(Texte présenté)
+++++

Terrorisme en ligne : nouveaux dispositifs européens

Terrorisme en ligne : nouveaux dispositifs européens

En donnant la possibilité d’apprendre, de se divertir, de s’exprimer, de communiquer, de travailler ou de créer, Internet est devenu en 20 ans un espace de vie à part entière. Mais, si ce monde virtuel contient de formidables ressources, il renferme aussi de nombreux contenus criminels et dangereuxque nous devons contenir. 

Depuis le début du mandat, nous agissons pour défricher cet espace numérique afin de nous protéger face aux risques des contenus pirates, terroristes ou pédophiles :

  • le projet de loi relatif à la régulation et à la protection de l’accès aux œuvres culturelles à l’ère numérique, permet de lutter contre le piratage d’œuvres en ligne ;
  • la loi « Avia », visant à lutter contre les contenus haineux sur internet, contribue à réduire les contenus terroristes ou pédopornographiques ;
  • le projet de loi confortant le respect des principes de la République, contient des dispositions pour lutter contre les sites miroirs qui reprennent des contenus illicites.

Ces projets montrent l’exemple et ouvrent la voie vers un espace virtuel libre mais qui, pour autant, n’est pas sauvage. Si la trajectoire que la France emprunte est la bonne, bien souvent, la circulation sur Internet ne s’arrête pas aux frontières nationales.

+++++

(Enregistrements présentés)
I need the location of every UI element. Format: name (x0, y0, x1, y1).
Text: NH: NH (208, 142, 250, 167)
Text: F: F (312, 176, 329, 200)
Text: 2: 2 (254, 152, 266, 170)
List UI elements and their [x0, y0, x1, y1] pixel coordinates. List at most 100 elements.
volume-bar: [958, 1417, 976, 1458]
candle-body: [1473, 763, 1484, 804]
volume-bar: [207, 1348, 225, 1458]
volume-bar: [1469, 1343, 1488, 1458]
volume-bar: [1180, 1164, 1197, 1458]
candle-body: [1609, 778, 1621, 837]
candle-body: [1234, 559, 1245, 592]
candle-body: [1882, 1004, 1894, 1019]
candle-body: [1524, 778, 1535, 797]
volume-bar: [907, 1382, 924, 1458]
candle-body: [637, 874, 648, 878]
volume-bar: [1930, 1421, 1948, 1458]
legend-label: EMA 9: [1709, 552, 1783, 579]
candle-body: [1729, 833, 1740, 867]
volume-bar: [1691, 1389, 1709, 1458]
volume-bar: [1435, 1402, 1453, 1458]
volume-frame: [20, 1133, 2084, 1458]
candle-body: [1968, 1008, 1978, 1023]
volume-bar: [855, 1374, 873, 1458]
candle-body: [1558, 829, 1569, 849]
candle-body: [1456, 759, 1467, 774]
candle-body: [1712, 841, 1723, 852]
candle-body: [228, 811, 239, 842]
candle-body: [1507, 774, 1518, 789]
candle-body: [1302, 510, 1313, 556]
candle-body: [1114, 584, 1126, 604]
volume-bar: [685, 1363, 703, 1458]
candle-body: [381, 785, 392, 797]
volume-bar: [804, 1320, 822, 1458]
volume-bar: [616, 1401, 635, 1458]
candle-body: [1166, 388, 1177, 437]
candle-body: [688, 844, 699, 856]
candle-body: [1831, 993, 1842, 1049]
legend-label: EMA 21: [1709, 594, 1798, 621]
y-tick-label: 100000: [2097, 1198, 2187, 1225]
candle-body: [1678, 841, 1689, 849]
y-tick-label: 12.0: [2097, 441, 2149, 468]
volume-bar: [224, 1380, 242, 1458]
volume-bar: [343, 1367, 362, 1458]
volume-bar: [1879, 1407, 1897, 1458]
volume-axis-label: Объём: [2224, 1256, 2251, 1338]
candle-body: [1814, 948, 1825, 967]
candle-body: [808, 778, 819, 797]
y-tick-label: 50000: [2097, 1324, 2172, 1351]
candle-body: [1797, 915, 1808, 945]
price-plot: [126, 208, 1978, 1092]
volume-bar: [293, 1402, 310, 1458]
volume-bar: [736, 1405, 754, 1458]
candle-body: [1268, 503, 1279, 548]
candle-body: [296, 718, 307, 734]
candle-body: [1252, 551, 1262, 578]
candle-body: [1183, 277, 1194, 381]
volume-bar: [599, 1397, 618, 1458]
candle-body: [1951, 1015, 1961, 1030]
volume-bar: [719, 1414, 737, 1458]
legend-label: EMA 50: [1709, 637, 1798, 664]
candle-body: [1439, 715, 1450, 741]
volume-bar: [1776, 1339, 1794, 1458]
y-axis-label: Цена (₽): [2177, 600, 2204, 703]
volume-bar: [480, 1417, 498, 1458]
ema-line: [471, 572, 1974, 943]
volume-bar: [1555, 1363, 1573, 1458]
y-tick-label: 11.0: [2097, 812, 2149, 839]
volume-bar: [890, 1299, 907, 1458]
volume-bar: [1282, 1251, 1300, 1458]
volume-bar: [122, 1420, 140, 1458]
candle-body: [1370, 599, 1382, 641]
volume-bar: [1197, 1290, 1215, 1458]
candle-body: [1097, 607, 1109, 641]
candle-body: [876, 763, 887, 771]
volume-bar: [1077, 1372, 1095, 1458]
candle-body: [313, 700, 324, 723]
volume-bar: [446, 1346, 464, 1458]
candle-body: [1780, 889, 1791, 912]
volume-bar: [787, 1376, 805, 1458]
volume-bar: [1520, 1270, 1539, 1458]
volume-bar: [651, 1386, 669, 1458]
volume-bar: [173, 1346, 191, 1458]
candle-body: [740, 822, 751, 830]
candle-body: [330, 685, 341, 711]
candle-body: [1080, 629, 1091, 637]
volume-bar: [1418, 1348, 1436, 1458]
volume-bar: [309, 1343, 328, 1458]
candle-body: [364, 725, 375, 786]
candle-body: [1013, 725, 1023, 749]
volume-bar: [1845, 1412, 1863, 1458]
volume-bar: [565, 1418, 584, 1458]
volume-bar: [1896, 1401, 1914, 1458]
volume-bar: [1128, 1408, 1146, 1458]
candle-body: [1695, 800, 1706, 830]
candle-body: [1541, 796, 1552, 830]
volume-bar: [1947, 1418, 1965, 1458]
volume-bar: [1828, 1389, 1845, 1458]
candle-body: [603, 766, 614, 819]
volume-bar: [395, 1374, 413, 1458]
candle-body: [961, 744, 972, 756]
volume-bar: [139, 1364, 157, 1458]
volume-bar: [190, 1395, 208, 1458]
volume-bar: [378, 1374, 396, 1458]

+++++

(Liste des activités)
**1)** Recopiez le passage du texte sur le terrorisme en ligne situé entre « Depuis le début » et « des contenus illicites. », ces deux bornes incluses.
**2)** Dans le texte sur le terrorisme en ligne, reformulez plus brièvement le paragraphe qui commence par « Ces projets montrent l’exemple » en conservant ses informations essentielles.

(Réponses par activité)
**1)**
Depuis le début du mandat, nous agissons pour défricher cet espace numérique afin de nous protéger face aux risques des contenus pirates, terroristes ou pédophiles :

  • le projet de loi relatif à la régulation et à la protection de l’accès aux œuvres culturelles à l’ère numérique, permet de lutter contre le piratage d’œuvres en ligne ;
  • la loi « Avia », visant à lutter contre les contenus haineux sur internet, contribue à réduire les contenus terroristes ou pédopornographiques ;
  • le projet de loi confortant le respect des principes de la République, contient des dispositions pour lutter contre les sites miroirs qui reprennent des contenus illicites.

**2)** Ces projets servent d’exemple et ouvrent la voie à un espace virtuel libre, mais pas sauvage. La France suit la bonne trajectoire, mais la circulation sur Internet dépasse souvent les frontières nationales.